Required task
Tally up the lines below that include the word "name". Answer with the number alone.

Material to process
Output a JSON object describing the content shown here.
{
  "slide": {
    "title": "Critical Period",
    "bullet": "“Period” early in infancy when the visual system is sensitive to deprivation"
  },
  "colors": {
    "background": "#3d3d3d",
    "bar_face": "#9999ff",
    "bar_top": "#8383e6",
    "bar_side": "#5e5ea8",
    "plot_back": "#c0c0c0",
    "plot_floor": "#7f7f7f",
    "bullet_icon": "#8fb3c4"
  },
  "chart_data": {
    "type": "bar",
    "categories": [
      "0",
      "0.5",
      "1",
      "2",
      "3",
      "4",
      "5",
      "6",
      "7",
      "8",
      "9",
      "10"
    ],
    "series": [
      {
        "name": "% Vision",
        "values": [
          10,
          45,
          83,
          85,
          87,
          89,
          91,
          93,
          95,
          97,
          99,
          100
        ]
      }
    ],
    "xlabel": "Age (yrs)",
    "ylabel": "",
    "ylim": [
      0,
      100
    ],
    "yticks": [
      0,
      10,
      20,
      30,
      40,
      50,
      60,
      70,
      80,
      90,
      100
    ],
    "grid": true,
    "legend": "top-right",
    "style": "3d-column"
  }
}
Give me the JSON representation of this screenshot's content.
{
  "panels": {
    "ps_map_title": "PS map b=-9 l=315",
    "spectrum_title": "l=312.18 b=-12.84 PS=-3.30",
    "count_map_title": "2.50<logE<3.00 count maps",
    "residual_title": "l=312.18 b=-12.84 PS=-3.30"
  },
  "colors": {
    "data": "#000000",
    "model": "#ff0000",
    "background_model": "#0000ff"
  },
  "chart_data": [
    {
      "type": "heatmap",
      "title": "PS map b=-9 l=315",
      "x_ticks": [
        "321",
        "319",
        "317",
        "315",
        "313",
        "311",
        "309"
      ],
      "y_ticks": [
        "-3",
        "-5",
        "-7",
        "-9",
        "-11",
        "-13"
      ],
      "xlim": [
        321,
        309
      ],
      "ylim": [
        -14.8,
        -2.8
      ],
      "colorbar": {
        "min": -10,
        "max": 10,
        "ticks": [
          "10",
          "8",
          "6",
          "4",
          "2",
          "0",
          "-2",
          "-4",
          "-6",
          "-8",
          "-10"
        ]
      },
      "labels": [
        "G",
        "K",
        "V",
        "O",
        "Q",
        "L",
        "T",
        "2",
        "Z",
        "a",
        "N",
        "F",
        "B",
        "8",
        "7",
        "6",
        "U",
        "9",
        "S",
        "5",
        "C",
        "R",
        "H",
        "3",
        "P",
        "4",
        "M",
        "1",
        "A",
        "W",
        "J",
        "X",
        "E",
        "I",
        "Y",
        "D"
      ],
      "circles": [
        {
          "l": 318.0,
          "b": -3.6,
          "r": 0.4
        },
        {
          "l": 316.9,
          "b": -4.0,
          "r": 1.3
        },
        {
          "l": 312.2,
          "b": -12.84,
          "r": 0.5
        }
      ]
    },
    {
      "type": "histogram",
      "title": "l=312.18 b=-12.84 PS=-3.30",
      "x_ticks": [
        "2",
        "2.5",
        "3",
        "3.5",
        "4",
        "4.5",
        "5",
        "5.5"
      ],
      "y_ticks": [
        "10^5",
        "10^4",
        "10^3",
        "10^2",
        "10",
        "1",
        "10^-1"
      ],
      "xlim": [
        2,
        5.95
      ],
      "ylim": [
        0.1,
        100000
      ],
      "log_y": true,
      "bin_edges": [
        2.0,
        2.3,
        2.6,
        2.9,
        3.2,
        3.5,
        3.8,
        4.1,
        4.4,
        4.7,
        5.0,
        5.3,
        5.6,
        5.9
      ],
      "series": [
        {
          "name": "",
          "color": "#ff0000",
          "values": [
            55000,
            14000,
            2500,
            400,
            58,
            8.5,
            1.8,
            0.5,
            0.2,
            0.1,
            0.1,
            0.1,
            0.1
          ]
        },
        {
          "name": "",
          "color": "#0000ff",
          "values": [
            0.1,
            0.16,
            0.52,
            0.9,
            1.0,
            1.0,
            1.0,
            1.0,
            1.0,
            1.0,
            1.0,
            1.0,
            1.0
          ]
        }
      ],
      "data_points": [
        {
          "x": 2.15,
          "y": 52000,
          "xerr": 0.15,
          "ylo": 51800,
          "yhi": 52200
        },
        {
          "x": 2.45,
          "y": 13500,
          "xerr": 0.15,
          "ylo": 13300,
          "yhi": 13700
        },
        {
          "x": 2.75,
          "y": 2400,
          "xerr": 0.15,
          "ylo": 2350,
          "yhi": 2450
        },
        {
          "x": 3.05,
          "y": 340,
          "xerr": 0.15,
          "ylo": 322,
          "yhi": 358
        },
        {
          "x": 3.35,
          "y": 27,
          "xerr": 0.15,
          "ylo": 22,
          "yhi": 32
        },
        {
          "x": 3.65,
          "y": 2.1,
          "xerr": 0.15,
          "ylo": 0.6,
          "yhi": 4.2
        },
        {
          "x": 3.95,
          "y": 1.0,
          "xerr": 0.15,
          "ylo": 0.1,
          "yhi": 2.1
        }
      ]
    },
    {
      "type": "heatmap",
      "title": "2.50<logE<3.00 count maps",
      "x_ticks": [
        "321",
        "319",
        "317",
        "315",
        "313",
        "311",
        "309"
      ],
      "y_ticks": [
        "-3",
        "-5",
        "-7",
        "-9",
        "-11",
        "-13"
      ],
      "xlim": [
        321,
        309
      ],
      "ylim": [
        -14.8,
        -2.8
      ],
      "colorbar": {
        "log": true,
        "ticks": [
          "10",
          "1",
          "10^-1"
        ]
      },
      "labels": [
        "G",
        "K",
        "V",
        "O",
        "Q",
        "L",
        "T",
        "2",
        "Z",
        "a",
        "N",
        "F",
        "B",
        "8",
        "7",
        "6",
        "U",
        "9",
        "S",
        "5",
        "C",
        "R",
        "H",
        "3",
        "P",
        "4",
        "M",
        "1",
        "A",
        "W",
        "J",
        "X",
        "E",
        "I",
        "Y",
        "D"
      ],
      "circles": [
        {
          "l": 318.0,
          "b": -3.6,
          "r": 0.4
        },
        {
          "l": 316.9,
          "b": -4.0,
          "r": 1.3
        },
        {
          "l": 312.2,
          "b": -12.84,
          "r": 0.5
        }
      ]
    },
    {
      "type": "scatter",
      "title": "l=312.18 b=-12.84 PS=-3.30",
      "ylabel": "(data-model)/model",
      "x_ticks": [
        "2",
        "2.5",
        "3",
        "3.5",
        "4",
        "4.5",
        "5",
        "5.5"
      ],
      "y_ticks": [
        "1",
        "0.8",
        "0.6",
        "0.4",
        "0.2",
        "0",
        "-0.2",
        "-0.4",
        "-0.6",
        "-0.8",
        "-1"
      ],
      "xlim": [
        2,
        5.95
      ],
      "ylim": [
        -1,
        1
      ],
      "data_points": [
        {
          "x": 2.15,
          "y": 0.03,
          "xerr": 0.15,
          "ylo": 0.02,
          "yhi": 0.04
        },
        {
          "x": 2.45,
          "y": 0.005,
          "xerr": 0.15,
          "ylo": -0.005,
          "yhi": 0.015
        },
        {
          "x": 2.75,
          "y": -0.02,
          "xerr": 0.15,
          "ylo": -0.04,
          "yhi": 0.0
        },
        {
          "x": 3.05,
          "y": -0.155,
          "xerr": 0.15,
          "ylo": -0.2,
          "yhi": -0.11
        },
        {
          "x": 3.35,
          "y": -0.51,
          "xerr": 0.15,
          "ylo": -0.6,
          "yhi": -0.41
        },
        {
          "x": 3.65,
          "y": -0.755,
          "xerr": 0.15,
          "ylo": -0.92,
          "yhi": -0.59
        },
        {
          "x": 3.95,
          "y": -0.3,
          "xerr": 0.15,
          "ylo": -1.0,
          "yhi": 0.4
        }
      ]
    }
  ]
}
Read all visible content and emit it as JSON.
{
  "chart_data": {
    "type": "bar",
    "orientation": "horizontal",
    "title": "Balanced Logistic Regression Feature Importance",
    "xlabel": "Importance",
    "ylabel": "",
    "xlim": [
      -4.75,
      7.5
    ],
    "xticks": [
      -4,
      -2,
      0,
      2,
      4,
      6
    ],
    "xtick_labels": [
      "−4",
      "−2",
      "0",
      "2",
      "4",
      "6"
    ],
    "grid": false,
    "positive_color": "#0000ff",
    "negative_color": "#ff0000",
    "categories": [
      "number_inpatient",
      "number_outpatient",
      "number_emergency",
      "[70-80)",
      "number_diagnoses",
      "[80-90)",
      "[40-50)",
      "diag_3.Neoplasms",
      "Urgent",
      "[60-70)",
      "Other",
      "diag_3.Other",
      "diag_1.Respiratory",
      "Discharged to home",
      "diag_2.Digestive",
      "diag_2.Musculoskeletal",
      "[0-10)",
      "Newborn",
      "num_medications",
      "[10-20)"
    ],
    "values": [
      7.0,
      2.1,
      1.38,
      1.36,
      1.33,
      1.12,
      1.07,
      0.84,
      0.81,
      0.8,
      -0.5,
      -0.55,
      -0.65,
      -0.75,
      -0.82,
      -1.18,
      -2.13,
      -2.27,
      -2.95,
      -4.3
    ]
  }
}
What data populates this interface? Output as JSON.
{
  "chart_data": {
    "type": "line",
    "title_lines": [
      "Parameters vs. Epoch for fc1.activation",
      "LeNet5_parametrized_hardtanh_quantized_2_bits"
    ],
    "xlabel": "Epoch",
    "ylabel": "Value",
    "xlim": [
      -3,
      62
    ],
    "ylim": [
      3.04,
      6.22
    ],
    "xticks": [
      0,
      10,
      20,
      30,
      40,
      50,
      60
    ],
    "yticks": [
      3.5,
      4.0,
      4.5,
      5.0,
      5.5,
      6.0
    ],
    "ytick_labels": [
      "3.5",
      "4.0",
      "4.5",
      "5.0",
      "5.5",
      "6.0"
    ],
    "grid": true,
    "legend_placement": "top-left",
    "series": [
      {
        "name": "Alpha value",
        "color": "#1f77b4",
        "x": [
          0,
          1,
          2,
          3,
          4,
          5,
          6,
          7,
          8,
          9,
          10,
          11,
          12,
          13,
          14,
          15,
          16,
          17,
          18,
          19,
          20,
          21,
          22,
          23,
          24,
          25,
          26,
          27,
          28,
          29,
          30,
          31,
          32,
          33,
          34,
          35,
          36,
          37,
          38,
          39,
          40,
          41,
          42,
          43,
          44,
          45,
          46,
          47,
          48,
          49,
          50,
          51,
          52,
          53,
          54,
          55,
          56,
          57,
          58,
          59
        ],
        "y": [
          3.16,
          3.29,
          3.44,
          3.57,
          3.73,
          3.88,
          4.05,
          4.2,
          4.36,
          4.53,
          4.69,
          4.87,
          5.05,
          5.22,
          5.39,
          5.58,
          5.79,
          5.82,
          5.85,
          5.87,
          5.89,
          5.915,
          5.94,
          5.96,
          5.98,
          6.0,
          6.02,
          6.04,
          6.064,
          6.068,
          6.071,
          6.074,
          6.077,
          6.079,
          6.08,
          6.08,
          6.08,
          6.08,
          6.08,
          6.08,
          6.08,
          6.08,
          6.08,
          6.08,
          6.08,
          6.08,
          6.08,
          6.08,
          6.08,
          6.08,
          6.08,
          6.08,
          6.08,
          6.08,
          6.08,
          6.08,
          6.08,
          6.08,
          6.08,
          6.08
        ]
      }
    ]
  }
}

Output for this exercise
4